### Problem
The listing below is to be output in its exact form.
────────────────────────────────────────
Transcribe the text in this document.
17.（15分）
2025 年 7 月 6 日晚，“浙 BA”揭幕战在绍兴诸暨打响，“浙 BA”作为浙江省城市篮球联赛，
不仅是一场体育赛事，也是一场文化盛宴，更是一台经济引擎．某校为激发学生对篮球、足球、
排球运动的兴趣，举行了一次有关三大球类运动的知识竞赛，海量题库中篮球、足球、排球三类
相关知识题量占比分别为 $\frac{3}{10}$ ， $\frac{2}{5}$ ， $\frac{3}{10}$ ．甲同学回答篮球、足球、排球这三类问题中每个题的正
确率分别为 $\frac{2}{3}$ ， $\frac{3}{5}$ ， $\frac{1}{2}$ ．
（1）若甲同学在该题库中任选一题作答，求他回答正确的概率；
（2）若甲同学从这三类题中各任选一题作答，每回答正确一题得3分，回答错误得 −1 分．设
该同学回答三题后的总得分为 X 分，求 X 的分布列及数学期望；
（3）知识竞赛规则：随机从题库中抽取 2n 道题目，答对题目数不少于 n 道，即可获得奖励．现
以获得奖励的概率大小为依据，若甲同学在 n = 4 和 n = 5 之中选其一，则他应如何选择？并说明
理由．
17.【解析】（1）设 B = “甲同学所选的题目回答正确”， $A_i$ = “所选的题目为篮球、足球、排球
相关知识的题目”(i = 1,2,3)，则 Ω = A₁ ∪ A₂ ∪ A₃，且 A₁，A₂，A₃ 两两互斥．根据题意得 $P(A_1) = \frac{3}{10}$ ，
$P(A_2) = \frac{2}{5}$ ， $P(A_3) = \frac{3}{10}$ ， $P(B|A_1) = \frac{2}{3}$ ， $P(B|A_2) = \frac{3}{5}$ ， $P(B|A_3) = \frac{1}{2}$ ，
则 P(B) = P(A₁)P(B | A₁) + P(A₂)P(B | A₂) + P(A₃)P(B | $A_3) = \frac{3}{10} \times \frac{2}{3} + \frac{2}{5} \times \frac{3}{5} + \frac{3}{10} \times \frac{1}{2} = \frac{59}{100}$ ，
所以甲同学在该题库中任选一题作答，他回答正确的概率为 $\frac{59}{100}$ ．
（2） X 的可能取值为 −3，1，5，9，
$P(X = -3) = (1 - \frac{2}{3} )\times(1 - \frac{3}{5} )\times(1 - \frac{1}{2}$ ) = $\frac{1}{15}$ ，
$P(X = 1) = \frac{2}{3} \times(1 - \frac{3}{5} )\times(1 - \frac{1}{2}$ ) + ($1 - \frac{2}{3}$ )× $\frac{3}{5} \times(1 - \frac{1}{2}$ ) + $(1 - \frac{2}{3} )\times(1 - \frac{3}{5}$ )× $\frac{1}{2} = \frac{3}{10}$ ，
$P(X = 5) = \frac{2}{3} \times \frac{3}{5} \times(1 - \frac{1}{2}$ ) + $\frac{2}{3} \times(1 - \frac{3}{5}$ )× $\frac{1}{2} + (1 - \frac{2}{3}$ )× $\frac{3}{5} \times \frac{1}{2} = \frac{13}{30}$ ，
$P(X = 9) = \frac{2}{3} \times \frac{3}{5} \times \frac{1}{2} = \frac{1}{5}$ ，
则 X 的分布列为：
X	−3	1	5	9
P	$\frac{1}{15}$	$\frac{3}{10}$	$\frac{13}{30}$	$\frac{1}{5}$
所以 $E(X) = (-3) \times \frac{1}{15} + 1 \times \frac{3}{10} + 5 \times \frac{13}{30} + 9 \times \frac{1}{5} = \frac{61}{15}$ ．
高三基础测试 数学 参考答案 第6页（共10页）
────────────────────────────────────────
### Exercise output
Transcribe the text in this document.
17.（15分）
2025 年 7 月 6 日晚，“浙 BA”揭幕战在绍兴诸暨打响，“浙 BA”作为浙江省城市篮球联赛，
不仅是一场体育赛事，也是一场文化盛宴，更是一台经济引擎．某校为激发学生对篮球、足球、
排球运动的兴趣，举行了一次有关三大球类运动的知识竞赛，海量题库中篮球、足球、排球三类
相关知识题量占比分别为 $\frac{3}{10}$ ， $\frac{2}{5}$ ， $\frac{3}{10}$ ．甲同学回答篮球、足球、排球这三类问题中每个题的正
确率分别为 $\frac{2}{3}$ ， $\frac{3}{5}$ ， $\frac{1}{2}$ ．
（1）若甲同学在该题库中任选一题作答，求他回答正确的概率；
（2）若甲同学从这三类题中各任选一题作答，每回答正确一题得3分，回答错误得 −1 分．设
该同学回答三题后的总得分为 X 分，求 X 的分布列及数学期望；
（3）知识竞赛规则：随机从题库中抽取 2n 道题目，答对题目数不少于 n 道，即可获得奖励．现
以获得奖励的概率大小为依据，若甲同学在 n = 4 和 n = 5 之中选其一，则他应如何选择？并说明
理由．
17.【解析】（1）设 B = “甲同学所选的题目回答正确”， $A_i$ = “所选的题目为篮球、足球、排球
相关知识的题目”(i = 1,2,3)，则 Ω = A₁ ∪ A₂ ∪ A₃，且 A₁，A₂，A₃ 两两互斥．根据题意得 $P(A_1) = \frac{3}{10}$ ，
$P(A_2) = \frac{2}{5}$ ， $P(A_3) = \frac{3}{10}$ ， $P(B|A_1) = \frac{2}{3}$ ， $P(B|A_2) = \frac{3}{5}$ ， $P(B|A_3) = \frac{1}{2}$ ，
则 P(B) = P(A₁)P(B | A₁) + P(A₂)P(B | A₂) + P(A₃)P(B | $A_3) = \frac{3}{10} \times \frac{2}{3} + \frac{2}{5} \times \frac{3}{5} + \frac{3}{10} \times \frac{1}{2} = \frac{59}{100}$ ，
所以甲同学在该题库中任选一题作答，他回答正确的概率为 $\frac{59}{100}$ ．
（2） X 的可能取值为 −3，1，5，9，
$P(X = -3) = (1 - \frac{2}{3} )\times(1 - \frac{3}{5} )\times(1 - \frac{1}{2}$ ) = $\frac{1}{15}$ ，
$P(X = 1) = \frac{2}{3} \times(1 - \frac{3}{5} )\times(1 - \frac{1}{2}$ ) + ($1 - \frac{2}{3}$ )× $\frac{3}{5} \times(1 - \frac{1}{2}$ ) + $(1 - \frac{2}{3} )\times(1 - \frac{3}{5}$ )× $\frac{1}{2} = \frac{3}{10}$ ，
$P(X = 5) = \frac{2}{3} \times \frac{3}{5} \times(1 - \frac{1}{2}$ ) + $\frac{2}{3} \times(1 - \frac{3}{5}$ )× $\frac{1}{2} + (1 - \frac{2}{3}$ )× $\frac{3}{5} \times \frac{1}{2} = \frac{13}{30}$ ，
$P(X = 9) = \frac{2}{3} \times \frac{3}{5} \times \frac{1}{2} = \frac{1}{5}$ ，
则 X 的分布列为：
X	−3	1	5	9
P	$\frac{1}{15}$	$\frac{3}{10}$	$\frac{13}{30}$	$\frac{1}{5}$
所以 $E(X) = (-3) \times \frac{1}{15} + 1 \times \frac{3}{10} + 5 \times \frac{13}{30} + 9 \times \frac{1}{5} = \frac{61}{15}$ ．
高三基础测试 数学 参考答案 第6页（共10页）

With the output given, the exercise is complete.